■ **AIM OF THE EXERCISE**
Search the data for the word "design" and copy every line where it occurs.

■ **TASK DATA**

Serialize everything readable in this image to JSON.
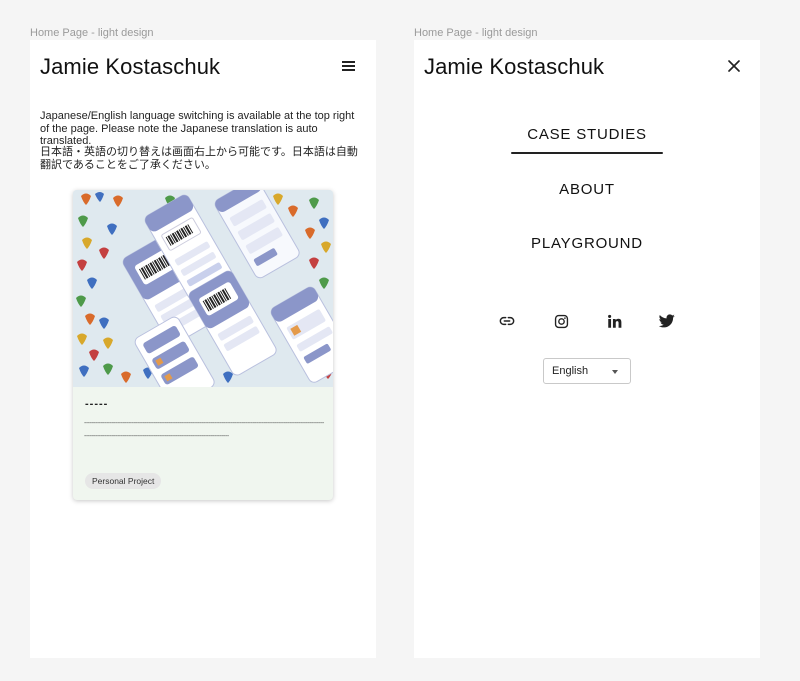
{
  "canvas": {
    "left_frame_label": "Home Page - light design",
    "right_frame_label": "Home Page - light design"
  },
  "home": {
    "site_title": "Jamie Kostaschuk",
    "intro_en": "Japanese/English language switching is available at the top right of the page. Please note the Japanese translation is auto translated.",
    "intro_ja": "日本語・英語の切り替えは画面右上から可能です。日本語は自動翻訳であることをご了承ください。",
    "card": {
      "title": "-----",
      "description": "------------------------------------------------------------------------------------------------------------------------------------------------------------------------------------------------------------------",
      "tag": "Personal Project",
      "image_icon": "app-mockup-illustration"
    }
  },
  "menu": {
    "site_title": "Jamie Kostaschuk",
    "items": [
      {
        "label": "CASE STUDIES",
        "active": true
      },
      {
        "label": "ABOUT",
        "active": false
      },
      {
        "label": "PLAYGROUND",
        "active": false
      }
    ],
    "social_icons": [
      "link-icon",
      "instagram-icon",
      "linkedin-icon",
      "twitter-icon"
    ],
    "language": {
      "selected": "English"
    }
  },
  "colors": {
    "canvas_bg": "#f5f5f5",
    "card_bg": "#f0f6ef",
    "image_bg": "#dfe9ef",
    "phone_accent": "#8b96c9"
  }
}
==
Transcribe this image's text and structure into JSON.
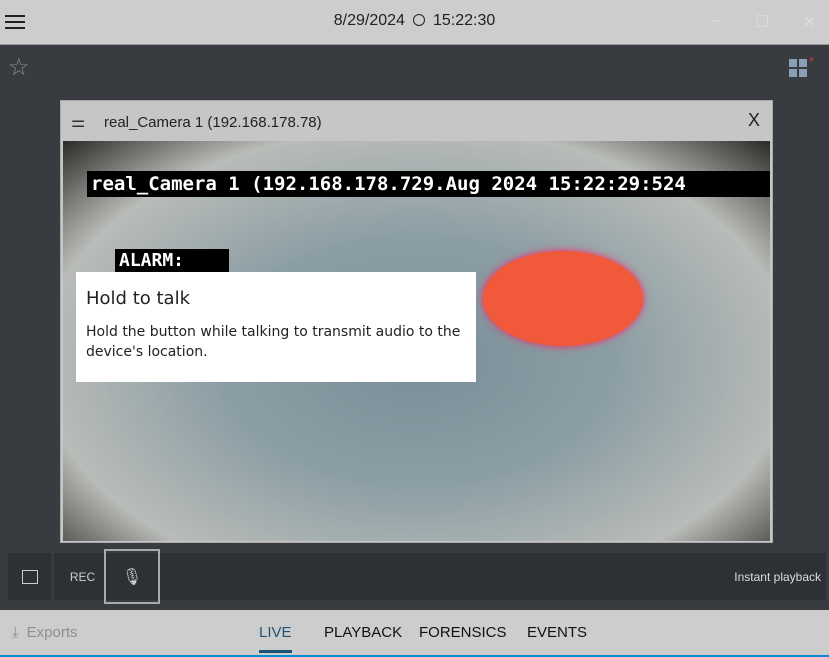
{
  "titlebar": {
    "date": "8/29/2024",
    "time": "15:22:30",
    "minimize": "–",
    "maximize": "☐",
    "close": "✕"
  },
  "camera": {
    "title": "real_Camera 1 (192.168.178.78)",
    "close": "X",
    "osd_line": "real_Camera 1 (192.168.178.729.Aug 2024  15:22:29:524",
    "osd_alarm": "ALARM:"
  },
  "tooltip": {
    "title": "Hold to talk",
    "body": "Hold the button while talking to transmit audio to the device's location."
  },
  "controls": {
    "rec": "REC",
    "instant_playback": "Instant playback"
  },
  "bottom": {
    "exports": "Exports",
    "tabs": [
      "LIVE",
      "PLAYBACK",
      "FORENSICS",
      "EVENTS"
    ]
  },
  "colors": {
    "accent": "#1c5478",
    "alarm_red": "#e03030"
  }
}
* * *
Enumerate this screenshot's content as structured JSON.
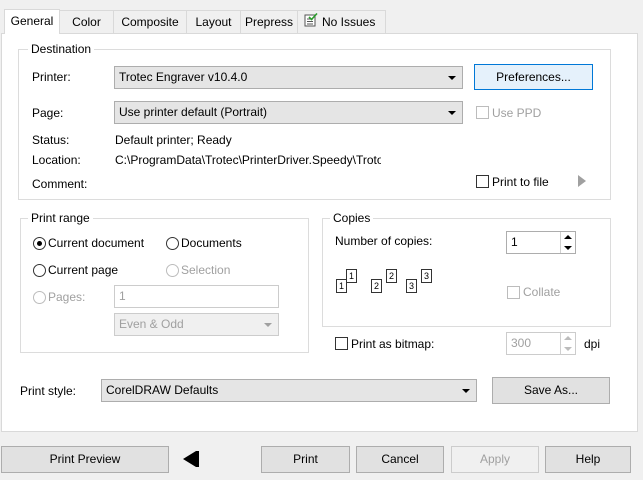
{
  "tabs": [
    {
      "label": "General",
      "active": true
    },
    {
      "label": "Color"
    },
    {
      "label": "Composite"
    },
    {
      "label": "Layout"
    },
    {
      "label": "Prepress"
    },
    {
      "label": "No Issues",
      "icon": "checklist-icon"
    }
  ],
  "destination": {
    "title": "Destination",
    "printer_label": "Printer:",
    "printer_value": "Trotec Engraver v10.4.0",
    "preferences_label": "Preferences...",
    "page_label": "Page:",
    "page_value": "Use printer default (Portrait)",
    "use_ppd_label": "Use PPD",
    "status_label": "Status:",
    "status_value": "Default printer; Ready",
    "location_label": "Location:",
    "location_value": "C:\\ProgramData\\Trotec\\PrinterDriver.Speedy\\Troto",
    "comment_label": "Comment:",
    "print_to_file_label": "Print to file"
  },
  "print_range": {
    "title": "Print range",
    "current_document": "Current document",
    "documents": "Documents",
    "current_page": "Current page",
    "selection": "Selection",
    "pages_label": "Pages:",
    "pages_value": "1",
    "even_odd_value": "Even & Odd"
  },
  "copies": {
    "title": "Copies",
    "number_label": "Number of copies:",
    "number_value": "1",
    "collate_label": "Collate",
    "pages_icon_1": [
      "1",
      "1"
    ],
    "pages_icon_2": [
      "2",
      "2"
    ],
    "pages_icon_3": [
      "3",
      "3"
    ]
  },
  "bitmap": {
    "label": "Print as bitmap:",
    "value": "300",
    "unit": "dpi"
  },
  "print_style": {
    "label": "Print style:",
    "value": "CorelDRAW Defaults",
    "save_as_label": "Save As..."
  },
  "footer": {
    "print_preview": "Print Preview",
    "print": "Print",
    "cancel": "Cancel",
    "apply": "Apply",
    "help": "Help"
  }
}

■ **ANSWER TO THE PROBLEM**
    "left_frame_label": "Home Page - light design",
    "right_frame_label": "Home Page - light design"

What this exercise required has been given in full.